▶ **ENTRIES**
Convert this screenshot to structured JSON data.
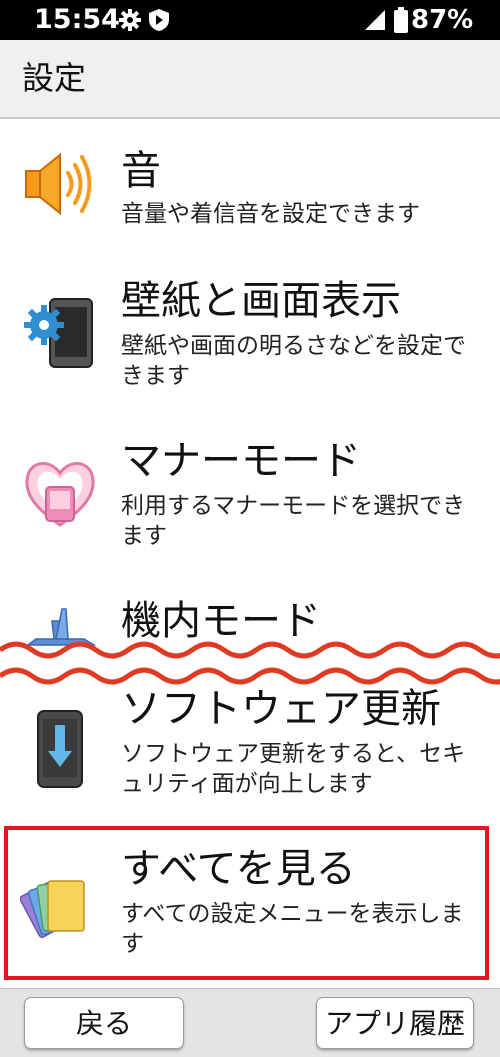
{
  "status_bar": {
    "time": "15:54",
    "battery": "87%",
    "icons": [
      "gear-icon",
      "shield-icon",
      "signal-icon",
      "battery-icon"
    ]
  },
  "header": {
    "title": "設定"
  },
  "items": [
    {
      "title": "音",
      "desc": "音量や着信音を設定できます",
      "icon": "speaker-icon"
    },
    {
      "title": "壁紙と画面表示",
      "desc": "壁紙や画面の明るさなどを設定できます",
      "icon": "wallpaper-display-icon"
    },
    {
      "title": "マナーモード",
      "desc": "利用するマナーモードを選択できます",
      "icon": "manner-mode-icon"
    },
    {
      "title": "機内モード",
      "desc": "",
      "icon": "airplane-icon"
    },
    {
      "title": "ソフトウェア更新",
      "desc": "ソフトウェア更新をすると、セキュリティ面が向上します",
      "icon": "software-update-icon"
    },
    {
      "title": "すべてを見る",
      "desc": "すべての設定メニューを表示します",
      "icon": "cards-icon"
    }
  ],
  "bottom_bar": {
    "back_label": "戻る",
    "history_label": "アプリ履歴"
  },
  "colors": {
    "highlight": "#e8141d",
    "wave": "#e03a22",
    "status_bar": "#000000"
  }
}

▶ **WHAT YOU HAVE TO DO**
Make a verbatim copy of all the entries and strip out the pictures.

▶ **FINAL ANSWER**
Convert this screenshot to structured JSON data.
{
  "status_bar": {
    "time": "15:54",
    "battery": "87%",
    "icons": [
      "gear-icon",
      "shield-icon",
      "signal-icon",
      "battery-icon"
    ]
  },
  "header": {
    "title": "設定"
  },
  "items": [
    {
      "title": "音",
      "desc": "音量や着信音を設定できます",
      "icon": "speaker-icon"
    },
    {
      "title": "壁紙と画面表示",
      "desc": "壁紙や画面の明るさなどを設定できます",
      "icon": "wallpaper-display-icon"
    },
    {
      "title": "マナーモード",
      "desc": "利用するマナーモードを選択できます",
      "icon": "manner-mode-icon"
    },
    {
      "title": "機内モード",
      "desc": "",
      "icon": "airplane-icon"
    },
    {
      "title": "ソフトウェア更新",
      "desc": "ソフトウェア更新をすると、セキュリティ面が向上します",
      "icon": "software-update-icon"
    },
    {
      "title": "すべてを見る",
      "desc": "すべての設定メニューを表示します",
      "icon": "cards-icon"
    }
  ],
  "bottom_bar": {
    "back_label": "戻る",
    "history_label": "アプリ履歴"
  },
  "colors": {
    "highlight": "#e8141d",
    "wave": "#e03a22",
    "status_bar": "#000000"
  }
}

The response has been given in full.